> [What the task asks]:
The exercise asks you to copy every line below in which "Skills" appears.

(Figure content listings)
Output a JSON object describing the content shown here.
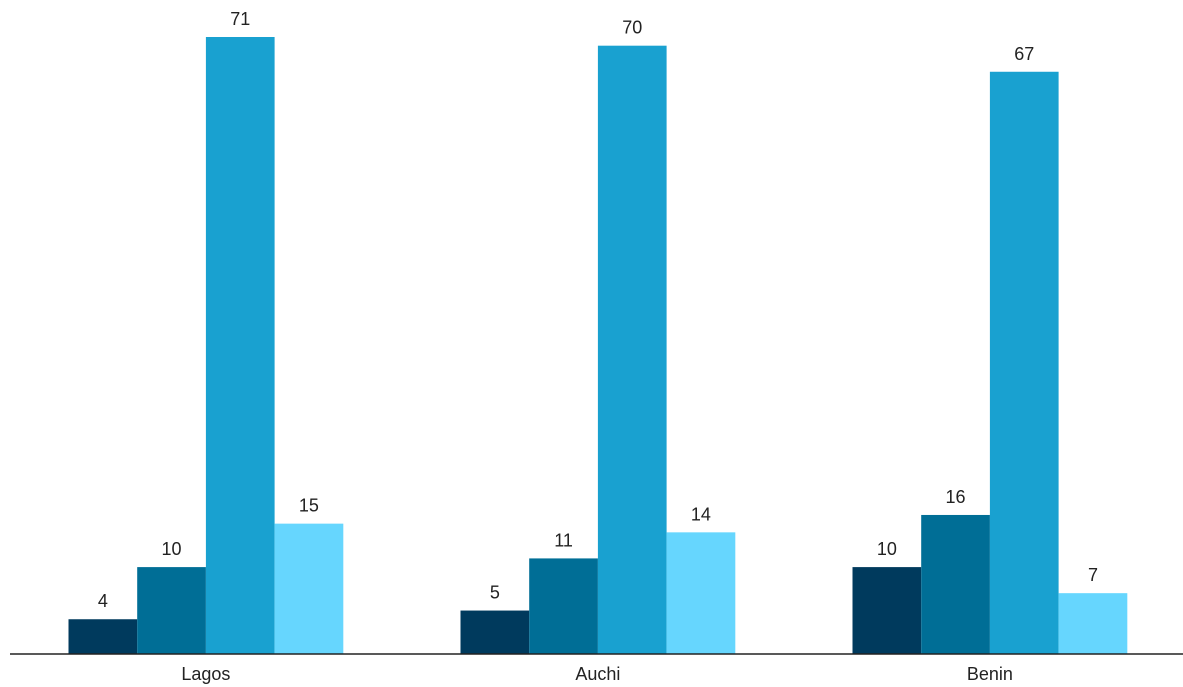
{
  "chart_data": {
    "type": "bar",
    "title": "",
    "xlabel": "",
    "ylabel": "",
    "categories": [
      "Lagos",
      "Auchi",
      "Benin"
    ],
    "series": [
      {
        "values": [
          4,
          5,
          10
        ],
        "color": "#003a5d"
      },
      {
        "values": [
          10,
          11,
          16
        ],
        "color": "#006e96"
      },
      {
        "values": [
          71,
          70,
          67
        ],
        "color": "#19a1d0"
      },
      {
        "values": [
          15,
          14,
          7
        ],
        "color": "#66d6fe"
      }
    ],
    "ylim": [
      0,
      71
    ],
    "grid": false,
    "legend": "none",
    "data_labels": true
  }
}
* * *
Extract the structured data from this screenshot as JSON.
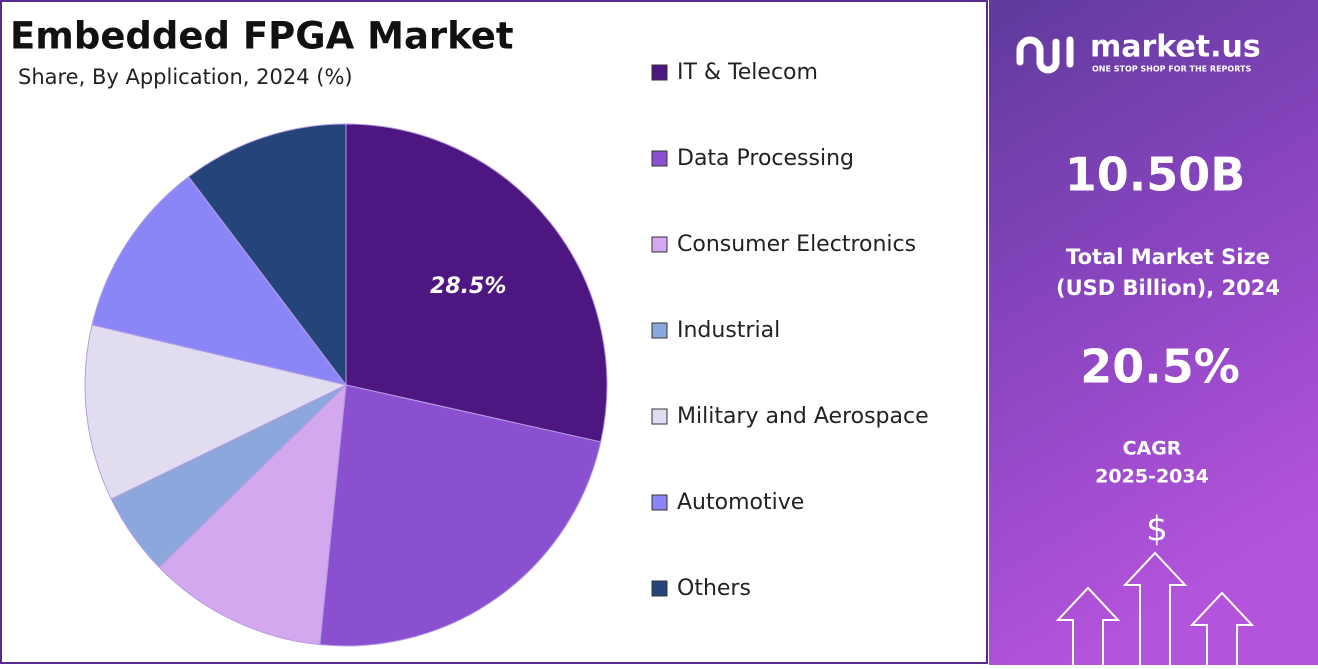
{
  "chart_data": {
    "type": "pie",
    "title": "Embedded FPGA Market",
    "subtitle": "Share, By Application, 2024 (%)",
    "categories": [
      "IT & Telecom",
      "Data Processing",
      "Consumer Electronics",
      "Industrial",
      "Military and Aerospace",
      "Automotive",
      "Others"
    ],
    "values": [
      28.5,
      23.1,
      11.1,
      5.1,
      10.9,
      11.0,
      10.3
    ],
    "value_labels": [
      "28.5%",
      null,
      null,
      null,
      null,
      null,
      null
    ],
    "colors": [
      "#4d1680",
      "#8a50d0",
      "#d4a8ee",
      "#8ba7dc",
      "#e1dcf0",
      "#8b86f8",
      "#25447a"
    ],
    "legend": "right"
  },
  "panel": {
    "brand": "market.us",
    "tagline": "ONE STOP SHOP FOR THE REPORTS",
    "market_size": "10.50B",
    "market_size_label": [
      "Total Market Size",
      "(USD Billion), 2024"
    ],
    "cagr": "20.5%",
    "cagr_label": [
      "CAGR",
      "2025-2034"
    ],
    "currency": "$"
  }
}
--
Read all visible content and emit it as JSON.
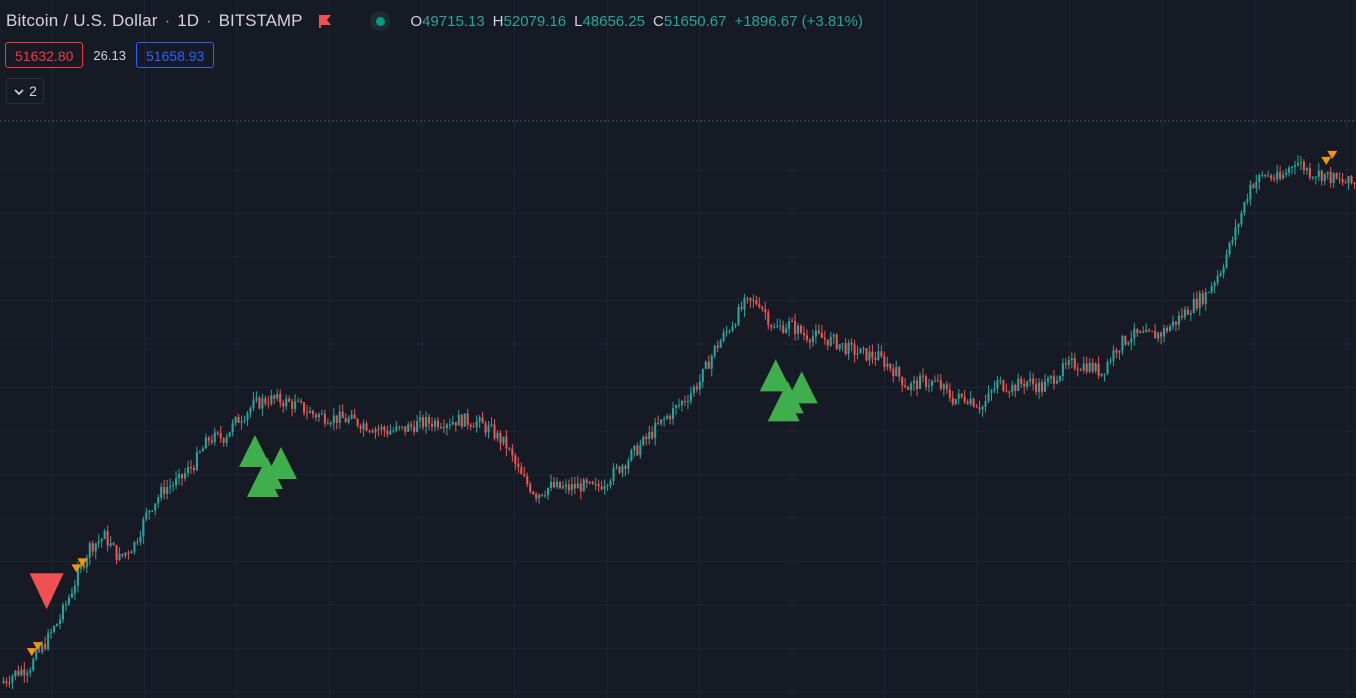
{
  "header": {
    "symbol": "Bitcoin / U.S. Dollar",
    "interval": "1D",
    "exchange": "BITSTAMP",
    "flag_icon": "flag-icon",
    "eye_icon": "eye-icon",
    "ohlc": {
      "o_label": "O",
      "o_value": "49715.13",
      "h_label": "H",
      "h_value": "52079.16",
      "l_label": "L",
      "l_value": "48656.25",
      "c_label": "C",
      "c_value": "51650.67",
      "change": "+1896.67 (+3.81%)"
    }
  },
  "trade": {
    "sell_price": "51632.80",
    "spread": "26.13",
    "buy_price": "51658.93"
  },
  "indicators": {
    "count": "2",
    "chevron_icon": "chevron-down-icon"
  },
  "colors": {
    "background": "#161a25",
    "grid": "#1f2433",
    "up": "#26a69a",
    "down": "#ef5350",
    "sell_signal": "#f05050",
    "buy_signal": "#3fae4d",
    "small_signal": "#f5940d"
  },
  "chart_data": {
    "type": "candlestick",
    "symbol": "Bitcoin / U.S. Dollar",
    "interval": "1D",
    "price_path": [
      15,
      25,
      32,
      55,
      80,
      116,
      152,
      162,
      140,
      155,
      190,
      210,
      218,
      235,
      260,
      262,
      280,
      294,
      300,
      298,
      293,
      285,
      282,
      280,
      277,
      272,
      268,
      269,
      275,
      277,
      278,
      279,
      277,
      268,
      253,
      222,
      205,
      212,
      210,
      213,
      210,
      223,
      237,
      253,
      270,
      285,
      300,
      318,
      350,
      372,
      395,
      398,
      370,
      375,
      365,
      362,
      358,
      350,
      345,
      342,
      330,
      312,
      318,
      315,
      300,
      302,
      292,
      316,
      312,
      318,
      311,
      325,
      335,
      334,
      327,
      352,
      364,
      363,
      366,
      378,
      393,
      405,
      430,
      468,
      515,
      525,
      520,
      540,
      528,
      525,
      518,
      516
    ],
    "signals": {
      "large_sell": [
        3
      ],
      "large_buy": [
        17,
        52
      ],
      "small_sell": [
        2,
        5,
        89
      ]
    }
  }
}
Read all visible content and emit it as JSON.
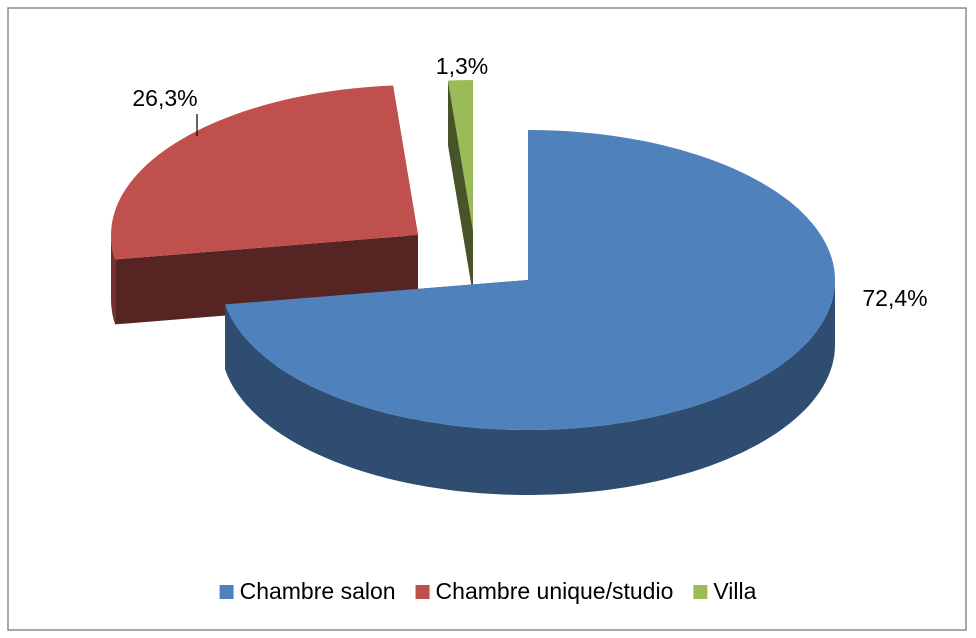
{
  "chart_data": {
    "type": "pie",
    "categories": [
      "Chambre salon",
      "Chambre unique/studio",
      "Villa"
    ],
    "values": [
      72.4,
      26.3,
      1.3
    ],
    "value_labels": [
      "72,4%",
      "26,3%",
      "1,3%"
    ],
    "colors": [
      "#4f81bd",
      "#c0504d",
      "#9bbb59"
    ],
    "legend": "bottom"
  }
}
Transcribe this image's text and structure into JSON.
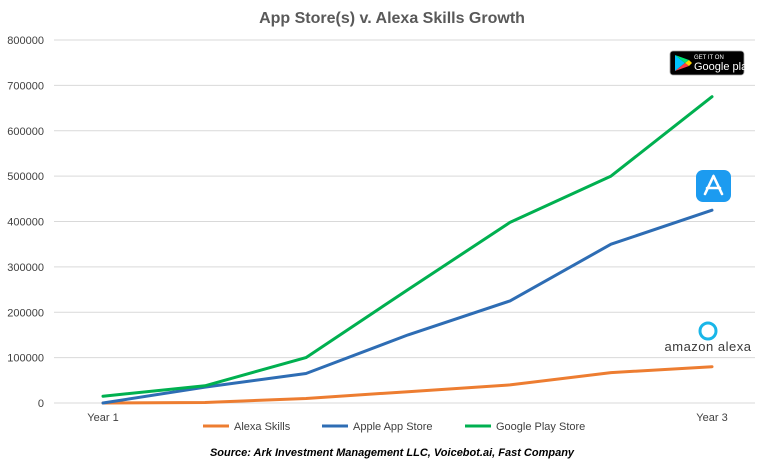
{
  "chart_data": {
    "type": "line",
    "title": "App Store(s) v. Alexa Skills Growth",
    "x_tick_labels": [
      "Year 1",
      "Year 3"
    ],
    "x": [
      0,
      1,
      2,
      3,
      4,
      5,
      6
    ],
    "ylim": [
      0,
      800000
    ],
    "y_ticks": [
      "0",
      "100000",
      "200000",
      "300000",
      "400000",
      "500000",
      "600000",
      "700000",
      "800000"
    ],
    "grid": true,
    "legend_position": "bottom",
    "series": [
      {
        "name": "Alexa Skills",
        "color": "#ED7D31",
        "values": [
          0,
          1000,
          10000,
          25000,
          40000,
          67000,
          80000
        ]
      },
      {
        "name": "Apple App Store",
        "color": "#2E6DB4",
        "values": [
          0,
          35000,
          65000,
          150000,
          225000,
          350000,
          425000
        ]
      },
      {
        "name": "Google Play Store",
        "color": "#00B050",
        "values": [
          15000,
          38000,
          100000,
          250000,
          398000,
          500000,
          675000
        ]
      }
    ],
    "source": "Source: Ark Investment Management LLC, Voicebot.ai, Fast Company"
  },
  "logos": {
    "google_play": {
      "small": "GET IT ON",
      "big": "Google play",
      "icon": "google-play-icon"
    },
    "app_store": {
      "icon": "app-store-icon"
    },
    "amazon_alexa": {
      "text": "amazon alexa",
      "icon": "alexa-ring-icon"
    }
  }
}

> [Full output]:
    "title": "App Store(s) v. Alexa Skills Growth",
        "name": "Alexa Skills",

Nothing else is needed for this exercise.